▸ WHAT YOU HAVE TO DO
Retype every entry exactly, character for character.

▸ DATASET EXCERPTS
** start **
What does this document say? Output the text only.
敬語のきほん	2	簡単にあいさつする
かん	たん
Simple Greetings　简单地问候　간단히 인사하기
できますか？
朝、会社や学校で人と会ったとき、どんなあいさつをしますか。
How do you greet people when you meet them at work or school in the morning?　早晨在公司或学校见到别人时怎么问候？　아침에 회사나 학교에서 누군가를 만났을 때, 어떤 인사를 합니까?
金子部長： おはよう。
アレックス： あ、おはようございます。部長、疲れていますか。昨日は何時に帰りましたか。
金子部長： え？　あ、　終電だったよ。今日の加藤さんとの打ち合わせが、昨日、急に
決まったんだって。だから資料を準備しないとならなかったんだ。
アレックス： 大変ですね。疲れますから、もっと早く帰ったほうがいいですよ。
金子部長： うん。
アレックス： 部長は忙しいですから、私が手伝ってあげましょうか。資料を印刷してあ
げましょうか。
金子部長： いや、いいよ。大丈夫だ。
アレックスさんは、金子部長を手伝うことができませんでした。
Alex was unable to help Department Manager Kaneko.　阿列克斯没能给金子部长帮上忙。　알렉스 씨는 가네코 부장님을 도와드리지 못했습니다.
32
** end **
▸ FINAL ANSWER
What does this document say? Output the text only.
敬語のきほん	2	簡単にあいさつする
かん	たん
Simple Greetings　简单地问候　간단히 인사하기
できますか？
朝、会社や学校で人と会ったとき、どんなあいさつをしますか。
How do you greet people when you meet them at work or school in the morning?　早晨在公司或学校见到别人时怎么问候？　아침에 회사나 학교에서 누군가를 만났을 때, 어떤 인사를 합니까?
金子部長： おはよう。
アレックス： あ、おはようございます。部長、疲れていますか。昨日は何時に帰りましたか。
金子部長： え？　あ、　終電だったよ。今日の加藤さんとの打ち合わせが、昨日、急に
決まったんだって。だから資料を準備しないとならなかったんだ。
アレックス： 大変ですね。疲れますから、もっと早く帰ったほうがいいですよ。
金子部長： うん。
アレックス： 部長は忙しいですから、私が手伝ってあげましょうか。資料を印刷してあ
げましょうか。
金子部長： いや、いいよ。大丈夫だ。
アレックスさんは、金子部長を手伝うことができませんでした。
Alex was unable to help Department Manager Kaneko.　阿列克斯没能给金子部长帮上忙。　알렉스 씨는 가네코 부장님을 도와드리지 못했습니다.
32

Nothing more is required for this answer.